*Do this*
How many of these lines hold the string "Italiano"? Answer with the number only.
-- Begin --
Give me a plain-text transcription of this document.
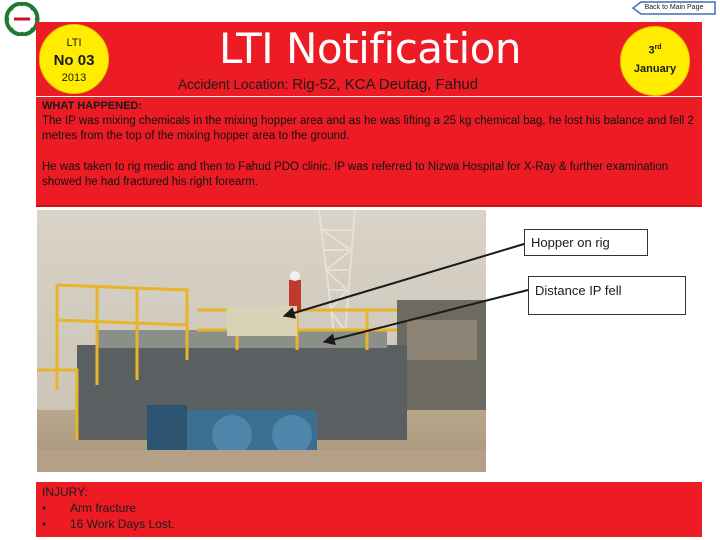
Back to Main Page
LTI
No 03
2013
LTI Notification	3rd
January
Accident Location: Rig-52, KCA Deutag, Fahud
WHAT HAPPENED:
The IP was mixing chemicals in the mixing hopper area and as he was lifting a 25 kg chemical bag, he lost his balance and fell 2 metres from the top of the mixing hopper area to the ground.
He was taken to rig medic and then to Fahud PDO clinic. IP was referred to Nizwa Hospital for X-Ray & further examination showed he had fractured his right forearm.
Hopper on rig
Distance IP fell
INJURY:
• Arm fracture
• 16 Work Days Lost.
-- End --
-- Begin --
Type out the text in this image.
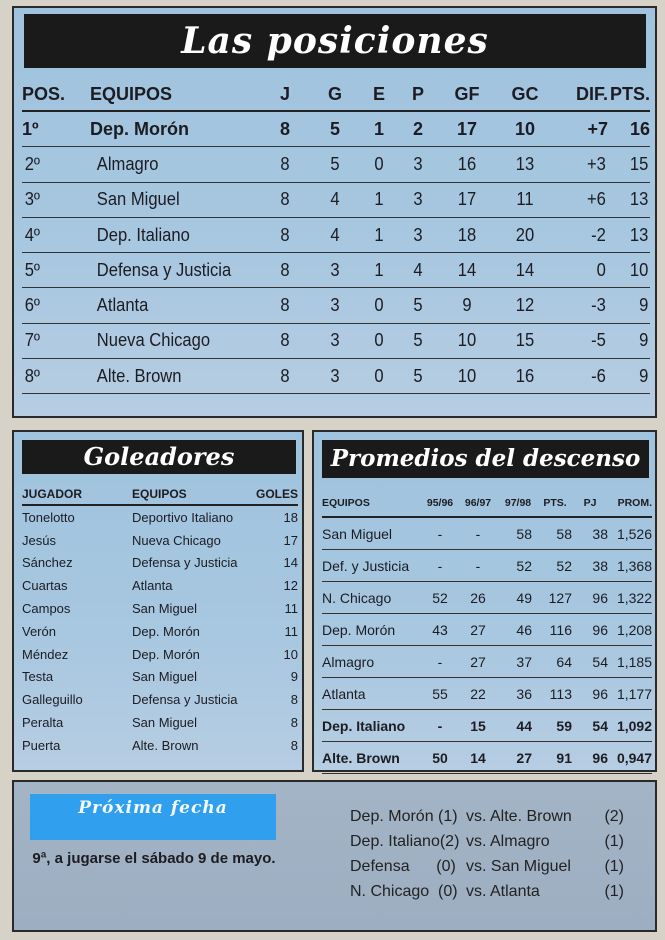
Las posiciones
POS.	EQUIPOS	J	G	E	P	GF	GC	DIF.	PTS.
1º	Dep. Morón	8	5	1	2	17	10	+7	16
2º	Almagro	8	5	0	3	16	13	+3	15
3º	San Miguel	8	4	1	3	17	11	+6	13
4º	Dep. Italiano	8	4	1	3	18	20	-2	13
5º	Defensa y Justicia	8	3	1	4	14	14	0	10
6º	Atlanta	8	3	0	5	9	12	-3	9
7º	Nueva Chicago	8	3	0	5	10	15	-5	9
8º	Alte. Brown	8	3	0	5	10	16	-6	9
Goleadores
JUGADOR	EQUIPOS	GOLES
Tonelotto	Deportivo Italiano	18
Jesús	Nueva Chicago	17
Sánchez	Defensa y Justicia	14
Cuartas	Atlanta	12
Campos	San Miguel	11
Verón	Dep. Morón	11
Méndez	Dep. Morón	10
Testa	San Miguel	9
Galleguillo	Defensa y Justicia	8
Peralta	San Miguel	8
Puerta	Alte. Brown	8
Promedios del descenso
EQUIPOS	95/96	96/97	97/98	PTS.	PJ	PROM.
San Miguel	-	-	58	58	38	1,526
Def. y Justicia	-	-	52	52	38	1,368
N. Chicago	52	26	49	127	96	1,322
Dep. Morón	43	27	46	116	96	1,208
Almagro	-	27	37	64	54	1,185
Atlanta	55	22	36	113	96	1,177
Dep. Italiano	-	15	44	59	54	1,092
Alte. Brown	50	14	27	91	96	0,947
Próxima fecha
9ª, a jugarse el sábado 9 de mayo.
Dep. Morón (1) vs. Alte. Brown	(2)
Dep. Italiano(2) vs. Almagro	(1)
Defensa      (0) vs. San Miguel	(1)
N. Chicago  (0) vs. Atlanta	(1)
-- End --
*Complete response*
4